## start
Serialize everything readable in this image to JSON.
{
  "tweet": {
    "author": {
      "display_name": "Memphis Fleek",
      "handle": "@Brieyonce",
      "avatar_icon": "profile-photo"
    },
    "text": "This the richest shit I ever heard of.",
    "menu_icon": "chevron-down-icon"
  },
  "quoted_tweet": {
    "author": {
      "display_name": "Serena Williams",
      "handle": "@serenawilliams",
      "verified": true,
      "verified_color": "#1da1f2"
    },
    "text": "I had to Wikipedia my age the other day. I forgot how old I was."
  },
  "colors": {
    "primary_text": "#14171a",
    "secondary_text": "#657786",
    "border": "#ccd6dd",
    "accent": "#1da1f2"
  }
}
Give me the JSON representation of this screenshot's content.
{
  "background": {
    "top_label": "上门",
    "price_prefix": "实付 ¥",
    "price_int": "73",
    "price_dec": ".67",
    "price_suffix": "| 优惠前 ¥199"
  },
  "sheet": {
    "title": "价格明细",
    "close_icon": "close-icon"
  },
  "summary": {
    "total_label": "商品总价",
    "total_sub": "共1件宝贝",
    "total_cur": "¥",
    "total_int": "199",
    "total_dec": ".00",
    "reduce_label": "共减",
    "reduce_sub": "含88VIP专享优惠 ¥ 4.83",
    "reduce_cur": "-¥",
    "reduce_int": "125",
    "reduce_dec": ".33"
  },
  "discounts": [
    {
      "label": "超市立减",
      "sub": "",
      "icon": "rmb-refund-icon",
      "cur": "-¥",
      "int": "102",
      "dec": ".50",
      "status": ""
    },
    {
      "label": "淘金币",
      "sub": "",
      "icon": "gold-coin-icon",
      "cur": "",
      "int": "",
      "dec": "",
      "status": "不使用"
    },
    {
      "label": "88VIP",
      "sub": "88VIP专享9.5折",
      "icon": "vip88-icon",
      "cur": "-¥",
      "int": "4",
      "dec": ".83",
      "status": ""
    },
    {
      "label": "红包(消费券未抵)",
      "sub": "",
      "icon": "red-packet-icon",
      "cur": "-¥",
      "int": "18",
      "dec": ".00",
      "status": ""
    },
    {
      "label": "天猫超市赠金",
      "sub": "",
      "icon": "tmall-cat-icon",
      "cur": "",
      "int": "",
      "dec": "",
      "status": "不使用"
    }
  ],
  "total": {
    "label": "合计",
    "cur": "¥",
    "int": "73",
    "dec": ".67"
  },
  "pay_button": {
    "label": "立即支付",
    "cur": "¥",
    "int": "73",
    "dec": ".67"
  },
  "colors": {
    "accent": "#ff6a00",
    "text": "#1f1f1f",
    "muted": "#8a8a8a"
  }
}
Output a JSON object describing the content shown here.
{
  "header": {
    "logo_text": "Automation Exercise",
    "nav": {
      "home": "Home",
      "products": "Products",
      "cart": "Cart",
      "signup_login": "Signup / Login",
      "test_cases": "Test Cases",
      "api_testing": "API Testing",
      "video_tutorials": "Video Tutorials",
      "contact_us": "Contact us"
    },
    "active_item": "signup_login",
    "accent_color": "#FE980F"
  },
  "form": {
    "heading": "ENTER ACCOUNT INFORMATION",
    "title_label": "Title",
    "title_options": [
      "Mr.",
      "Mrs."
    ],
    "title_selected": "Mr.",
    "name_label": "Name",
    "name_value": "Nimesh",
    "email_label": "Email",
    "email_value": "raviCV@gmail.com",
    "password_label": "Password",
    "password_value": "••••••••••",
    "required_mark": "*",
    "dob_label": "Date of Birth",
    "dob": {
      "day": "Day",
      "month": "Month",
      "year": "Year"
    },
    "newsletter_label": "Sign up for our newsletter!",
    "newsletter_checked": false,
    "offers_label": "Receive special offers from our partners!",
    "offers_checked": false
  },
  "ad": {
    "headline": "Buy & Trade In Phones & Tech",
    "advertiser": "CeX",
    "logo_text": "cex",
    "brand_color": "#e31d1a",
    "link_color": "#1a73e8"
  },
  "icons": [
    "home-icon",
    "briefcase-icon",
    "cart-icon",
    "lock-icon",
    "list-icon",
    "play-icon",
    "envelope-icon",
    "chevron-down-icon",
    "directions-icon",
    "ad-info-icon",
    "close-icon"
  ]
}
## end
TASK PROMPT: From the records given above, copy all lines containing "handle".

EXERCISE RESULT:
      "handle": "@Brieyonce",
      "handle": "@serenawilliams",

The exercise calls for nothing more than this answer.